Data excerpts:
··········

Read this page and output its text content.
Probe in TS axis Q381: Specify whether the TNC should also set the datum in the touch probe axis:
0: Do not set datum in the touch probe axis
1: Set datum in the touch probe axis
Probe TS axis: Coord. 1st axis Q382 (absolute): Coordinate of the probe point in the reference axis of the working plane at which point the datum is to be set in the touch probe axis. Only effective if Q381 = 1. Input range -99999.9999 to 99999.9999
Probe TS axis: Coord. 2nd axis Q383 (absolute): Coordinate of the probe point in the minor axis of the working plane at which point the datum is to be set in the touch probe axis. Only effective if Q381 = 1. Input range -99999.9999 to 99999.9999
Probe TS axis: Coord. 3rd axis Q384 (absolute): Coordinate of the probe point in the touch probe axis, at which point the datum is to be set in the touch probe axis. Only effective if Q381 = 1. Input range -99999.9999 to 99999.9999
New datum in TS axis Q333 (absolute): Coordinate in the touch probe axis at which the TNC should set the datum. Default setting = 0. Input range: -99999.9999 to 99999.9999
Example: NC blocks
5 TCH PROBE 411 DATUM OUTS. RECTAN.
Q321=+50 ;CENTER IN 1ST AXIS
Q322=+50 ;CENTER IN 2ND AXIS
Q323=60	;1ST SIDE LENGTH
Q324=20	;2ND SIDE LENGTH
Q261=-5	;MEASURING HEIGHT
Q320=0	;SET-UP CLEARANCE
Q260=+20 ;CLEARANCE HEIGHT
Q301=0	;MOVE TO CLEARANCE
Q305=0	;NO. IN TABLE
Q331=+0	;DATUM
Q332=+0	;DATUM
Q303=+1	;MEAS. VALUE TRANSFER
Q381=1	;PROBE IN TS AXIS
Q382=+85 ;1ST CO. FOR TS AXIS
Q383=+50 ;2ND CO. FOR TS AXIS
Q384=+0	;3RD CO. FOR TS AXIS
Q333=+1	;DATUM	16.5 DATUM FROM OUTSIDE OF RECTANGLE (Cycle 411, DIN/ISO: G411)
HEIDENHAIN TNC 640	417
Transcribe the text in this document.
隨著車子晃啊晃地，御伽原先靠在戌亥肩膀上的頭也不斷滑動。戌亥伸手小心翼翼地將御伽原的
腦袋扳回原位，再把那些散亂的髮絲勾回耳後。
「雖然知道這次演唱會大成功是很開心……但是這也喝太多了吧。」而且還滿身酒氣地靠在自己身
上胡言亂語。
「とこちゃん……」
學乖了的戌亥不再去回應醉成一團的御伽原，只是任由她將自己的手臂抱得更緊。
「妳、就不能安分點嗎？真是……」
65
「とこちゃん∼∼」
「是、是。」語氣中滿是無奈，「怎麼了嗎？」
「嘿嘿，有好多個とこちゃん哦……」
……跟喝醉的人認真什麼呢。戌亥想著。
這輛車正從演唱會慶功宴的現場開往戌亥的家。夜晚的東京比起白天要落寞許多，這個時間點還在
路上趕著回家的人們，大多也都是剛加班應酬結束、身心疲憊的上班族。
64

··········

◆ INSTRUCTION ◆
Repeat only the stretch of lines that opens with the line containing "Transcribe the text in this document." and closes with the final line of the entries, both included, exactly as written.

◆ RESULT FOR THIS TASK ◆
Transcribe the text in this document.
隨著車子晃啊晃地，御伽原先靠在戌亥肩膀上的頭也不斷滑動。戌亥伸手小心翼翼地將御伽原的
腦袋扳回原位，再把那些散亂的髮絲勾回耳後。
「雖然知道這次演唱會大成功是很開心……但是這也喝太多了吧。」而且還滿身酒氣地靠在自己身
上胡言亂語。
「とこちゃん……」
學乖了的戌亥不再去回應醉成一團的御伽原，只是任由她將自己的手臂抱得更緊。
「妳、就不能安分點嗎？真是……」
65
「とこちゃん∼∼」
「是、是。」語氣中滿是無奈，「怎麼了嗎？」
「嘿嘿，有好多個とこちゃん哦……」
……跟喝醉的人認真什麼呢。戌亥想著。
這輛車正從演唱會慶功宴的現場開往戌亥的家。夜晚的東京比起白天要落寞許多，這個時間點還在
路上趕著回家的人們，大多也都是剛加班應酬結束、身心疲憊的上班族。
64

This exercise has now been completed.